** START Records to process **

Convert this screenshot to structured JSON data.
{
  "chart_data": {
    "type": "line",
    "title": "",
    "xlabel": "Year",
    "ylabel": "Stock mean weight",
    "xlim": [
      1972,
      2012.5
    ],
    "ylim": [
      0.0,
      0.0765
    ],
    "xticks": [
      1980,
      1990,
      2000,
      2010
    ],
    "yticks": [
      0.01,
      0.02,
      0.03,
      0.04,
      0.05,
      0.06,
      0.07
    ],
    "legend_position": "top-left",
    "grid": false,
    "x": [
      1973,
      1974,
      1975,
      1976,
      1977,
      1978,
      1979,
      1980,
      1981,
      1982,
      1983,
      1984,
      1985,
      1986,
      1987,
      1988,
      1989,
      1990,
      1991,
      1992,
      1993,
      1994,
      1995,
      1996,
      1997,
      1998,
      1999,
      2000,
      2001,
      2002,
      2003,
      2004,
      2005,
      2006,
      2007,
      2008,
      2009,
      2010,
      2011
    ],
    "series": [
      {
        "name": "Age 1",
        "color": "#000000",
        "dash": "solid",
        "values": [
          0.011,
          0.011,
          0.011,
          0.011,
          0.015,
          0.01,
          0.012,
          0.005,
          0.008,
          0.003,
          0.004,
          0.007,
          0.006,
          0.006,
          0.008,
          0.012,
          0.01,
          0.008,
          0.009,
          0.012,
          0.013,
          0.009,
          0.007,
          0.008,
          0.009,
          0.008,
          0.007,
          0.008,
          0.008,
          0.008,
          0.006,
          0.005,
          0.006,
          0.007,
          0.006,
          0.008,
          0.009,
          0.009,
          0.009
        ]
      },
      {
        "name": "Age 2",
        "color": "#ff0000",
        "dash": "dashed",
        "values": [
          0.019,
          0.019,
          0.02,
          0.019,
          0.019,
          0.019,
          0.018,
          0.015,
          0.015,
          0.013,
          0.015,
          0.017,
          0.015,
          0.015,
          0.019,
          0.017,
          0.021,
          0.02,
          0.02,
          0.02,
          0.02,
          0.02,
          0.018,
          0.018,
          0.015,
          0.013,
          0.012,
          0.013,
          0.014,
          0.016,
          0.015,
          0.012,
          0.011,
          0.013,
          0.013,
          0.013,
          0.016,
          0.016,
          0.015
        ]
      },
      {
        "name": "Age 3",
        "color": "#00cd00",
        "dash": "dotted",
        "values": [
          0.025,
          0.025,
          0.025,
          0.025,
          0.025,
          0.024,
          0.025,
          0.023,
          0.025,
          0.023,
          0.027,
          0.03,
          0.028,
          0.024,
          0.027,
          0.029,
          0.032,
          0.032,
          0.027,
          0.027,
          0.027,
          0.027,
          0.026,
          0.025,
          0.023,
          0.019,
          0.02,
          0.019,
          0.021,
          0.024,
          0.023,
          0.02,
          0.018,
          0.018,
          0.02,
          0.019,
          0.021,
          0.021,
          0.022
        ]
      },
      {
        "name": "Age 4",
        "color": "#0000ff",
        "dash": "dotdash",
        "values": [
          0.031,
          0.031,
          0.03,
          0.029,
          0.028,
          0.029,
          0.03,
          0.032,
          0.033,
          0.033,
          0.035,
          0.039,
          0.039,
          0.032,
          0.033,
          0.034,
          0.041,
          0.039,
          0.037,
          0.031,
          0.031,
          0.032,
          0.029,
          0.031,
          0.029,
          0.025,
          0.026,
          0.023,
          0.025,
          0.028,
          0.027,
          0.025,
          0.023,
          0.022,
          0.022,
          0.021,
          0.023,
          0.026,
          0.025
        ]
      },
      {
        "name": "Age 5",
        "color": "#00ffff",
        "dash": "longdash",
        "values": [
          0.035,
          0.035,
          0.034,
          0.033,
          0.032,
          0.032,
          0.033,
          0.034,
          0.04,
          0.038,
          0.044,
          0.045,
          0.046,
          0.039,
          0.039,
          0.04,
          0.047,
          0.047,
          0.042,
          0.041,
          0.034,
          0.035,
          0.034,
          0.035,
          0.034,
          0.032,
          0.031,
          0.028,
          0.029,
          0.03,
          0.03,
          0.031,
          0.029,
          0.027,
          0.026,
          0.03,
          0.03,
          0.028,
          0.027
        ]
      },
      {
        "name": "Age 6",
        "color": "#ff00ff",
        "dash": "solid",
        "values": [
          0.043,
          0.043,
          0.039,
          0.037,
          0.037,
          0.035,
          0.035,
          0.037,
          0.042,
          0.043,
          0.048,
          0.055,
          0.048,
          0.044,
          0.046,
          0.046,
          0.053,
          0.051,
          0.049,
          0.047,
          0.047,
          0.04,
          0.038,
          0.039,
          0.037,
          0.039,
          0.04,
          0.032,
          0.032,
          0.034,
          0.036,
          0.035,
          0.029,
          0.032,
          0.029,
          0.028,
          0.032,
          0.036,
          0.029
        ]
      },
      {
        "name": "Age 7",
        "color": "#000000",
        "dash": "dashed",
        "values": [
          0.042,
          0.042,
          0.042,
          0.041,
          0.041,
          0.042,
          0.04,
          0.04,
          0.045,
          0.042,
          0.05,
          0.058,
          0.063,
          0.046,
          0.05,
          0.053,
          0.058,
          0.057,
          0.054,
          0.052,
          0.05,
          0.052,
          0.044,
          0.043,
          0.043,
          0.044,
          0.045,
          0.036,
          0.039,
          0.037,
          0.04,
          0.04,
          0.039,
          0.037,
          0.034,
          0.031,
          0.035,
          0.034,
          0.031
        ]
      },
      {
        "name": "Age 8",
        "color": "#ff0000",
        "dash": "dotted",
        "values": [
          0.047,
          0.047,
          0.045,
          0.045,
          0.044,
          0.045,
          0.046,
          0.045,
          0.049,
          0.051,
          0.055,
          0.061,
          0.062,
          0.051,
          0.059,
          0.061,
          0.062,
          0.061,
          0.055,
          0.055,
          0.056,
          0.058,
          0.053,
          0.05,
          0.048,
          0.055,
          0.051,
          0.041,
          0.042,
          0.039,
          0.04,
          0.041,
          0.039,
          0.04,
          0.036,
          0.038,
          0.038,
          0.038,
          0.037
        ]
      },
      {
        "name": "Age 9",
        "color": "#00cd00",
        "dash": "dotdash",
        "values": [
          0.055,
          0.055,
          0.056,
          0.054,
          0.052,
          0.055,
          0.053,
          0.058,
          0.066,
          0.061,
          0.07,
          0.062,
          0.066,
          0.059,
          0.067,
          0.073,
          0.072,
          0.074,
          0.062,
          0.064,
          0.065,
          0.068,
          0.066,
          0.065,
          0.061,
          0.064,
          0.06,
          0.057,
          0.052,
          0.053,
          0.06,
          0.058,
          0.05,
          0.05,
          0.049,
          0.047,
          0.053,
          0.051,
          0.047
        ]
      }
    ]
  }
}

** END Records to process **

**Written request**
Return the whole listing exactly.

**Written solution**
Convert this screenshot to structured JSON data.
{
  "chart_data": {
    "type": "line",
    "title": "",
    "xlabel": "Year",
    "ylabel": "Stock mean weight",
    "xlim": [
      1972,
      2012.5
    ],
    "ylim": [
      0.0,
      0.0765
    ],
    "xticks": [
      1980,
      1990,
      2000,
      2010
    ],
    "yticks": [
      0.01,
      0.02,
      0.03,
      0.04,
      0.05,
      0.06,
      0.07
    ],
    "legend_position": "top-left",
    "grid": false,
    "x": [
      1973,
      1974,
      1975,
      1976,
      1977,
      1978,
      1979,
      1980,
      1981,
      1982,
      1983,
      1984,
      1985,
      1986,
      1987,
      1988,
      1989,
      1990,
      1991,
      1992,
      1993,
      1994,
      1995,
      1996,
      1997,
      1998,
      1999,
      2000,
      2001,
      2002,
      2003,
      2004,
      2005,
      2006,
      2007,
      2008,
      2009,
      2010,
      2011
    ],
    "series": [
      {
        "name": "Age 1",
        "color": "#000000",
        "dash": "solid",
        "values": [
          0.011,
          0.011,
          0.011,
          0.011,
          0.015,
          0.01,
          0.012,
          0.005,
          0.008,
          0.003,
          0.004,
          0.007,
          0.006,
          0.006,
          0.008,
          0.012,
          0.01,
          0.008,
          0.009,
          0.012,
          0.013,
          0.009,
          0.007,
          0.008,
          0.009,
          0.008,
          0.007,
          0.008,
          0.008,
          0.008,
          0.006,
          0.005,
          0.006,
          0.007,
          0.006,
          0.008,
          0.009,
          0.009,
          0.009
        ]
      },
      {
        "name": "Age 2",
        "color": "#ff0000",
        "dash": "dashed",
        "values": [
          0.019,
          0.019,
          0.02,
          0.019,
          0.019,
          0.019,
          0.018,
          0.015,
          0.015,
          0.013,
          0.015,
          0.017,
          0.015,
          0.015,
          0.019,
          0.017,
          0.021,
          0.02,
          0.02,
          0.02,
          0.02,
          0.02,
          0.018,
          0.018,
          0.015,
          0.013,
          0.012,
          0.013,
          0.014,
          0.016,
          0.015,
          0.012,
          0.011,
          0.013,
          0.013,
          0.013,
          0.016,
          0.016,
          0.015
        ]
      },
      {
        "name": "Age 3",
        "color": "#00cd00",
        "dash": "dotted",
        "values": [
          0.025,
          0.025,
          0.025,
          0.025,
          0.025,
          0.024,
          0.025,
          0.023,
          0.025,
          0.023,
          0.027,
          0.03,
          0.028,
          0.024,
          0.027,
          0.029,
          0.032,
          0.032,
          0.027,
          0.027,
          0.027,
          0.027,
          0.026,
          0.025,
          0.023,
          0.019,
          0.02,
          0.019,
          0.021,
          0.024,
          0.023,
          0.02,
          0.018,
          0.018,
          0.02,
          0.019,
          0.021,
          0.021,
          0.022
        ]
      },
      {
        "name": "Age 4",
        "color": "#0000ff",
        "dash": "dotdash",
        "values": [
          0.031,
          0.031,
          0.03,
          0.029,
          0.028,
          0.029,
          0.03,
          0.032,
          0.033,
          0.033,
          0.035,
          0.039,
          0.039,
          0.032,
          0.033,
          0.034,
          0.041,
          0.039,
          0.037,
          0.031,
          0.031,
          0.032,
          0.029,
          0.031,
          0.029,
          0.025,
          0.026,
          0.023,
          0.025,
          0.028,
          0.027,
          0.025,
          0.023,
          0.022,
          0.022,
          0.021,
          0.023,
          0.026,
          0.025
        ]
      },
      {
        "name": "Age 5",
        "color": "#00ffff",
        "dash": "longdash",
        "values": [
          0.035,
          0.035,
          0.034,
          0.033,
          0.032,
          0.032,
          0.033,
          0.034,
          0.04,
          0.038,
          0.044,
          0.045,
          0.046,
          0.039,
          0.039,
          0.04,
          0.047,
          0.047,
          0.042,
          0.041,
          0.034,
          0.035,
          0.034,
          0.035,
          0.034,
          0.032,
          0.031,
          0.028,
          0.029,
          0.03,
          0.03,
          0.031,
          0.029,
          0.027,
          0.026,
          0.03,
          0.03,
          0.028,
          0.027
        ]
      },
      {
        "name": "Age 6",
        "color": "#ff00ff",
        "dash": "solid",
        "values": [
          0.043,
          0.043,
          0.039,
          0.037,
          0.037,
          0.035,
          0.035,
          0.037,
          0.042,
          0.043,
          0.048,
          0.055,
          0.048,
          0.044,
          0.046,
          0.046,
          0.053,
          0.051,
          0.049,
          0.047,
          0.047,
          0.04,
          0.038,
          0.039,
          0.037,
          0.039,
          0.04,
          0.032,
          0.032,
          0.034,
          0.036,
          0.035,
          0.029,
          0.032,
          0.029,
          0.028,
          0.032,
          0.036,
          0.029
        ]
      },
      {
        "name": "Age 7",
        "color": "#000000",
        "dash": "dashed",
        "values": [
          0.042,
          0.042,
          0.042,
          0.041,
          0.041,
          0.042,
          0.04,
          0.04,
          0.045,
          0.042,
          0.05,
          0.058,
          0.063,
          0.046,
          0.05,
          0.053,
          0.058,
          0.057,
          0.054,
          0.052,
          0.05,
          0.052,
          0.044,
          0.043,
          0.043,
          0.044,
          0.045,
          0.036,
          0.039,
          0.037,
          0.04,
          0.04,
          0.039,
          0.037,
          0.034,
          0.031,
          0.035,
          0.034,
          0.031
        ]
      },
      {
        "name": "Age 8",
        "color": "#ff0000",
        "dash": "dotted",
        "values": [
          0.047,
          0.047,
          0.045,
          0.045,
          0.044,
          0.045,
          0.046,
          0.045,
          0.049,
          0.051,
          0.055,
          0.061,
          0.062,
          0.051,
          0.059,
          0.061,
          0.062,
          0.061,
          0.055,
          0.055,
          0.056,
          0.058,
          0.053,
          0.05,
          0.048,
          0.055,
          0.051,
          0.041,
          0.042,
          0.039,
          0.04,
          0.041,
          0.039,
          0.04,
          0.036,
          0.038,
          0.038,
          0.038,
          0.037
        ]
      },
      {
        "name": "Age 9",
        "color": "#00cd00",
        "dash": "dotdash",
        "values": [
          0.055,
          0.055,
          0.056,
          0.054,
          0.052,
          0.055,
          0.053,
          0.058,
          0.066,
          0.061,
          0.07,
          0.062,
          0.066,
          0.059,
          0.067,
          0.073,
          0.072,
          0.074,
          0.062,
          0.064,
          0.065,
          0.068,
          0.066,
          0.065,
          0.061,
          0.064,
          0.06,
          0.057,
          0.052,
          0.053,
          0.06,
          0.058,
          0.05,
          0.05,
          0.049,
          0.047,
          0.053,
          0.051,
          0.047
        ]
      }
    ]
  }
}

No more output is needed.